EXERCISE:
In the article on food writers and eating disorders, which school did Rochelle Bilow attend before she began working at Bon Appétit?

By Lee Musho
You wake up and make yourself some coffee, scrambled eggs and toast. Then you head into work and try out a toffee brown butter chocolate chunk cookie recipe your coworker’s been testing. You interview someone who is an expert on the ketogenic diet, and it makes you wonder during lunch if you should be eating that bread with your soup. You’re called into a meeting to discuss pizza.
You have an event after work, a six course dinner hosted by a James Beard Award winner. You’re full by the second course but you don’t want to be rude and not eat the rest. You make yourself sick in the bathroom.You go to sleep, wake up, and do it all over again.
Even without a diagnosed eating disorder, a career in food inherently means that your relationship with food won’t be normal. There is food available at all times, and there is always ways to eat more. As a food writer or magazine editor, there are an unlimited number of multiple-course dinners and festivals to attend, and you need to stay on top of diet trends, no matter how unhealthy.
Rochelle Bilow, a former editor at Bon Appetit and Cooking Light quit her “dream job” as a food writer in New York City to live a quiet, private life upstate and focus on her recovery from her eating disorder. She is relaxed and laughs easily. Her mouth is in a perpetual smirk. Her curly brown hair, wet from a shower, rests on her worn-in, slightly large grey crewneck sweater. She tells me she’s focusing on building up the muscle mass she’s lost over many years of “bulimic behaviors.”
Through high school and college, Bilow would binge eat, or eat a large amount of food, and then make herself sick, also known as purging. She chose to lean into her disorder, channeling her abnormal relationship with food into a career.
“It was this thing that was so harmful to me and I thought, now I’m going to make this creative amazing life out of it.”
“What a brilliant trick.” She laughs at herself. “It was this thing that was so harmful to me and I thought, now I’m going to make this creative amazing life out of it.”
After attending the French Culinary Institute in New York, Bilow began working at Bon Appétit. In the beginning, she would eat anything that was offered to her without hesitation. “I was really engaged and wide-eyed and excited about everything,” she says.
At work Bilow had to cover fads like the ketogenic diet, which she says normalize restrictive eating. “All I wanted to do was forget and not be tempted by food. I was writing about food, I was staring at food, staring at pictures of food all day…you walk by the office and someone shoves something in your mouth.”
She remembers the moment when she realized the job she always wanted was triggering her disorder, when one unplanned bite ruined everything. For the next few minutes, she binged at her desk, and then purged in the bathroom. “I’m doing this at work now,” she thought.
“I felt like I should be fine with going and eating and trying every single thing and not feeling weird or uncomfortable about it,” Bilow says. For Bilow, working in a stressful media environment aggravated her disorder. Much like bartenders and alcoholism, some may have a healthy relationship with alcohol and others may take it too far. But unlike drugs or alcohol, you can’t quit eating.
“I believe truly that you can be a food writer and not have dealt with an eating disorder or be actively dealing with disordered eating but I think that there is a pretty high likelihood that the majority of food writers are on the food weirdness spectrum.” Food weirdness, Bilow explains, is having an abnormal or uncomfortable relationship with food.

Document structure recognition data
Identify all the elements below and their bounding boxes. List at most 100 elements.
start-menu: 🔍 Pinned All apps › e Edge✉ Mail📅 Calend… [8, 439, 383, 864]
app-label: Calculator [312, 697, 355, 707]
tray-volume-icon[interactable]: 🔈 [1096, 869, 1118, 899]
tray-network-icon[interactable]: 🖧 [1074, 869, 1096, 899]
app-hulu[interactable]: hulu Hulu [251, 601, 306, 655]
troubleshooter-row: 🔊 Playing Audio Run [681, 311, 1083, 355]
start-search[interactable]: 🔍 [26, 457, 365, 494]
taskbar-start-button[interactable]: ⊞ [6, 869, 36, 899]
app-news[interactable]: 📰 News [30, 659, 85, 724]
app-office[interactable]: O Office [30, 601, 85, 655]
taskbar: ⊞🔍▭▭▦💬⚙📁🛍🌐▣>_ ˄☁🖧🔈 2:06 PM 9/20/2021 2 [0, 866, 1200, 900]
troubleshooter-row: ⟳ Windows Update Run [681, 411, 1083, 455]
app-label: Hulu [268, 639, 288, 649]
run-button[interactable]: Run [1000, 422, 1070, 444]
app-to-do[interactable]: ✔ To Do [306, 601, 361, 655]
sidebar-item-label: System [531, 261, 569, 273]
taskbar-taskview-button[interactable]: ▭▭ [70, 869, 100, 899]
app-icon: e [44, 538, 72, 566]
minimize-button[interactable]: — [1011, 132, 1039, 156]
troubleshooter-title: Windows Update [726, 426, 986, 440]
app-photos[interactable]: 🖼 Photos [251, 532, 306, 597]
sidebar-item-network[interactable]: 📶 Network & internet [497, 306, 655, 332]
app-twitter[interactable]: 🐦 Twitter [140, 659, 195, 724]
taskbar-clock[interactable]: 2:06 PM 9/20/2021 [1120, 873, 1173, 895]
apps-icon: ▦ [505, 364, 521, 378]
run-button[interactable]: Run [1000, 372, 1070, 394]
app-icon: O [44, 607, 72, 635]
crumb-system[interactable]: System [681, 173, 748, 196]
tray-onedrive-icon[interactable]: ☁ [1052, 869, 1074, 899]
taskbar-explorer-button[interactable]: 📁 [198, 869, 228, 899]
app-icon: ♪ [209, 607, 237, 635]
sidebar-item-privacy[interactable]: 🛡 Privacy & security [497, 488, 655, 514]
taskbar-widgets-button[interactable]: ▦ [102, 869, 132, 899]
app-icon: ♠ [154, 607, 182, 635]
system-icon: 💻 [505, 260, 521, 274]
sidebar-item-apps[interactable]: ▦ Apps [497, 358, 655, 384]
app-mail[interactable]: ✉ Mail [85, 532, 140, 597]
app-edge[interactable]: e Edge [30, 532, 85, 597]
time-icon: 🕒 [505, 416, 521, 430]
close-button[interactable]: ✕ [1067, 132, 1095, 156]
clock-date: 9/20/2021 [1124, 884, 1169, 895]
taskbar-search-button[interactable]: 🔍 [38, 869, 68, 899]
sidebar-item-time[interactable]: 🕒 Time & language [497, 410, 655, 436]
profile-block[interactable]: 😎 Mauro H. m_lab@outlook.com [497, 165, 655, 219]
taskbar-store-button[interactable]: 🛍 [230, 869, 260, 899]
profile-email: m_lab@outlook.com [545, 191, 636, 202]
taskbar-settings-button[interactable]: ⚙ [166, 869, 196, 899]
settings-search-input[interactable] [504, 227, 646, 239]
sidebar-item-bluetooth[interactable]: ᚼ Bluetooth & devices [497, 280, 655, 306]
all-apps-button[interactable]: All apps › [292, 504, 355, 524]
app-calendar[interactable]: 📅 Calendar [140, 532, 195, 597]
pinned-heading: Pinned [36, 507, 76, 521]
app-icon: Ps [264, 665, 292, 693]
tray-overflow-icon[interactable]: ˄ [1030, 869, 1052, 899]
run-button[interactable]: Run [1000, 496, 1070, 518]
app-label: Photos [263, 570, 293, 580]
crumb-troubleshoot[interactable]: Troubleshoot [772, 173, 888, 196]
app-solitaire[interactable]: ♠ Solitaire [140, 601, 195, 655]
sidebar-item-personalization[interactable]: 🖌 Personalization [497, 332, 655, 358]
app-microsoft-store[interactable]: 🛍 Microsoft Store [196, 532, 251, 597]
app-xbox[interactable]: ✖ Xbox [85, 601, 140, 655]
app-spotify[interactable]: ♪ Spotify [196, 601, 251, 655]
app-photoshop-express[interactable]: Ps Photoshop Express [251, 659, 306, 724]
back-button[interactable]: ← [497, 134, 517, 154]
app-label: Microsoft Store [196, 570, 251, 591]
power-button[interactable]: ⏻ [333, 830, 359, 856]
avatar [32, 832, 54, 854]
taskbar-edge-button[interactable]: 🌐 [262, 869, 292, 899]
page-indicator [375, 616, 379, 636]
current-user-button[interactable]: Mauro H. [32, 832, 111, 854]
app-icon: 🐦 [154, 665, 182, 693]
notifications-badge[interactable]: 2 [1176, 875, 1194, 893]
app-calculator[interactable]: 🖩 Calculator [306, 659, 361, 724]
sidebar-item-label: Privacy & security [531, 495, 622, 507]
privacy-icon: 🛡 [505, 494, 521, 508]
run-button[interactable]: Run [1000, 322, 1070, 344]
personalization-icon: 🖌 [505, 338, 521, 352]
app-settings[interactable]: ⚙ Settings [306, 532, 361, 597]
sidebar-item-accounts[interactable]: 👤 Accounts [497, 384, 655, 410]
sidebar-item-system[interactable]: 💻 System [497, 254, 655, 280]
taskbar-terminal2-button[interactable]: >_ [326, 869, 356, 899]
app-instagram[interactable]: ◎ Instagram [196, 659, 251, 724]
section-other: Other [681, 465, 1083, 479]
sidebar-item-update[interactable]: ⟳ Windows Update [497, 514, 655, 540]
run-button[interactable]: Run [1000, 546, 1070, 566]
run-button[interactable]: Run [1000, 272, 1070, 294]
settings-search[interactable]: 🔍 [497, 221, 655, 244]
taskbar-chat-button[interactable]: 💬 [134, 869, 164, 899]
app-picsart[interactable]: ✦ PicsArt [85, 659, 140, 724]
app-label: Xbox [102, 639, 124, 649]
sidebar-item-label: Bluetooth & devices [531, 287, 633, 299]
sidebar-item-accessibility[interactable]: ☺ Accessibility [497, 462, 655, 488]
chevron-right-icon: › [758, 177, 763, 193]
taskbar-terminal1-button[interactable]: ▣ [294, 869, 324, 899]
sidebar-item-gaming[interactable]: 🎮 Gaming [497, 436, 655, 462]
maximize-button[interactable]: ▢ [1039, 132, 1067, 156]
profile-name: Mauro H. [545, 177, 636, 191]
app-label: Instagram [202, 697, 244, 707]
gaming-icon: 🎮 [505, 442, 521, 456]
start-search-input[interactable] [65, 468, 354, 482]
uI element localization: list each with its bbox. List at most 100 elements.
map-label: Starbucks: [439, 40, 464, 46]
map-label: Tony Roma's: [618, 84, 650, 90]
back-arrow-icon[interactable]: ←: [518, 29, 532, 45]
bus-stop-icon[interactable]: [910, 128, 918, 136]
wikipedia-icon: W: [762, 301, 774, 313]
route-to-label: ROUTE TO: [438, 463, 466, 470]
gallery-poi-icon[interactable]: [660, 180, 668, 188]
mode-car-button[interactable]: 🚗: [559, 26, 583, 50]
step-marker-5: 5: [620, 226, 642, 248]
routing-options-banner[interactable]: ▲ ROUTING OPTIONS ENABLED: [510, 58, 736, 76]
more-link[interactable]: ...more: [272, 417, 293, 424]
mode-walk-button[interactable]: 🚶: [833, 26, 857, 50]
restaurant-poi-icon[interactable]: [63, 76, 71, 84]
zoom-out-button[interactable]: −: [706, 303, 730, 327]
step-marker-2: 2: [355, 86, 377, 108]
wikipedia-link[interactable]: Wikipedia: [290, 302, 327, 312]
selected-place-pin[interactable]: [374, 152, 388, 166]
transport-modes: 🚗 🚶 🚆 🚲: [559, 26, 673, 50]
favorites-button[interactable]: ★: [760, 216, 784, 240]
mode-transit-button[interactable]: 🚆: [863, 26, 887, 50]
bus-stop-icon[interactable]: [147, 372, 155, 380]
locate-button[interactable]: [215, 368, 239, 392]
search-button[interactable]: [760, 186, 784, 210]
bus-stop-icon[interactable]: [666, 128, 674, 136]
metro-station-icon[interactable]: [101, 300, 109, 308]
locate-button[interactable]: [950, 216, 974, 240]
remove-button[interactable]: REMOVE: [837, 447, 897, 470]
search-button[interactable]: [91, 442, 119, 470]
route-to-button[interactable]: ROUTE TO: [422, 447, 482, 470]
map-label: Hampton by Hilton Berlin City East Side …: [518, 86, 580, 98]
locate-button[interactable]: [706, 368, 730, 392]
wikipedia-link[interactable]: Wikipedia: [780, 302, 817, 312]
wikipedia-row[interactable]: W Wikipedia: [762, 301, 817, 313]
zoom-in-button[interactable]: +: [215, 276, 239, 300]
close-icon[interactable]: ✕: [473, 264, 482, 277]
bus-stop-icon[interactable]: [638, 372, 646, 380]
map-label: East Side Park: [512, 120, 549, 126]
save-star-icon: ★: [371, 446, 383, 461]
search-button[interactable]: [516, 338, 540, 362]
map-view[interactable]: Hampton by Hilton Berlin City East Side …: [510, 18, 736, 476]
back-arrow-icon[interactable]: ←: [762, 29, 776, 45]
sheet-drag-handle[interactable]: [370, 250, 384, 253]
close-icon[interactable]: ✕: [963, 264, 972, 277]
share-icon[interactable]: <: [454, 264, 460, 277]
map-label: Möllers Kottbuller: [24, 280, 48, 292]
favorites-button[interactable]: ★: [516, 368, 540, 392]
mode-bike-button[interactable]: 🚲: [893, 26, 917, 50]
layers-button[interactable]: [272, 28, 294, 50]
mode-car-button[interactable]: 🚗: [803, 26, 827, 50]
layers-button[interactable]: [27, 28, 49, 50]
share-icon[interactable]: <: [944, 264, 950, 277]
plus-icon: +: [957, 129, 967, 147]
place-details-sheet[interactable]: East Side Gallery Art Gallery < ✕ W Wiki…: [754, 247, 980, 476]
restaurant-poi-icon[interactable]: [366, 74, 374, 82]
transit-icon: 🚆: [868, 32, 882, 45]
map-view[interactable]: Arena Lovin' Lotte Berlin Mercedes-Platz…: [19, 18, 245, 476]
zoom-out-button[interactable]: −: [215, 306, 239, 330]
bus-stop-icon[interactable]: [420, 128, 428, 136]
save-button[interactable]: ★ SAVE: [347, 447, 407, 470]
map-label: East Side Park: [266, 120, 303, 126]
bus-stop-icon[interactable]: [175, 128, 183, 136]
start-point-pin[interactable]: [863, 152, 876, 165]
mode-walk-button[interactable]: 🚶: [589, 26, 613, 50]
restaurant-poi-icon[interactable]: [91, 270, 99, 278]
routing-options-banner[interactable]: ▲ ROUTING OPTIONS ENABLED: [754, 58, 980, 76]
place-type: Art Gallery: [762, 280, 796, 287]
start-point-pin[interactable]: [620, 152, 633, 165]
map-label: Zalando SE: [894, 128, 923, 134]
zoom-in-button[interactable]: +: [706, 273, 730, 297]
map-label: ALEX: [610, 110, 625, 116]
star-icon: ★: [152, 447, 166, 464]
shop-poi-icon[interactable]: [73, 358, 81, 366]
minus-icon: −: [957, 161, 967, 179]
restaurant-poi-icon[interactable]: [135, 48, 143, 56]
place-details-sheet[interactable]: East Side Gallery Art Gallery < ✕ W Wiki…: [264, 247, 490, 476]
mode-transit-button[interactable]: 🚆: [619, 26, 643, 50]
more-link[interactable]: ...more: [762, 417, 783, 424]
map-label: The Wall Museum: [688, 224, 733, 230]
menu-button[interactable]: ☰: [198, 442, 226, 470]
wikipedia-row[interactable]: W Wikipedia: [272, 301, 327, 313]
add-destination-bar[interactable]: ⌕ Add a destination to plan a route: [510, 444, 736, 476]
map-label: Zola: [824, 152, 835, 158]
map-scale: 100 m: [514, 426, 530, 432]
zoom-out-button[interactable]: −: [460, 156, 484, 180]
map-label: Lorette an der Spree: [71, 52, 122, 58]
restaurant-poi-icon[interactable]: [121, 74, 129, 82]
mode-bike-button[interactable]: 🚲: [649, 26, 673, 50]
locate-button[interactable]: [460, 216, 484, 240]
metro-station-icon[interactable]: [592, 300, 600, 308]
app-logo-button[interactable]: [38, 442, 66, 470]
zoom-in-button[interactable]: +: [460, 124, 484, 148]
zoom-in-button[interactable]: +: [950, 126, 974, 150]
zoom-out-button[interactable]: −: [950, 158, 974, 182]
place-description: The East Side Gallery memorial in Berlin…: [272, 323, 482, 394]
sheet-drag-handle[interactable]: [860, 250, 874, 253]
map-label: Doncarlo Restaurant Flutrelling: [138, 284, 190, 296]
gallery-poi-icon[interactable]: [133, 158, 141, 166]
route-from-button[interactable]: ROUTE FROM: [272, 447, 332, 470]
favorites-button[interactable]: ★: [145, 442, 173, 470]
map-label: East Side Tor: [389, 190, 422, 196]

COMPLETED TASK:
The French Culinary Institute in New York.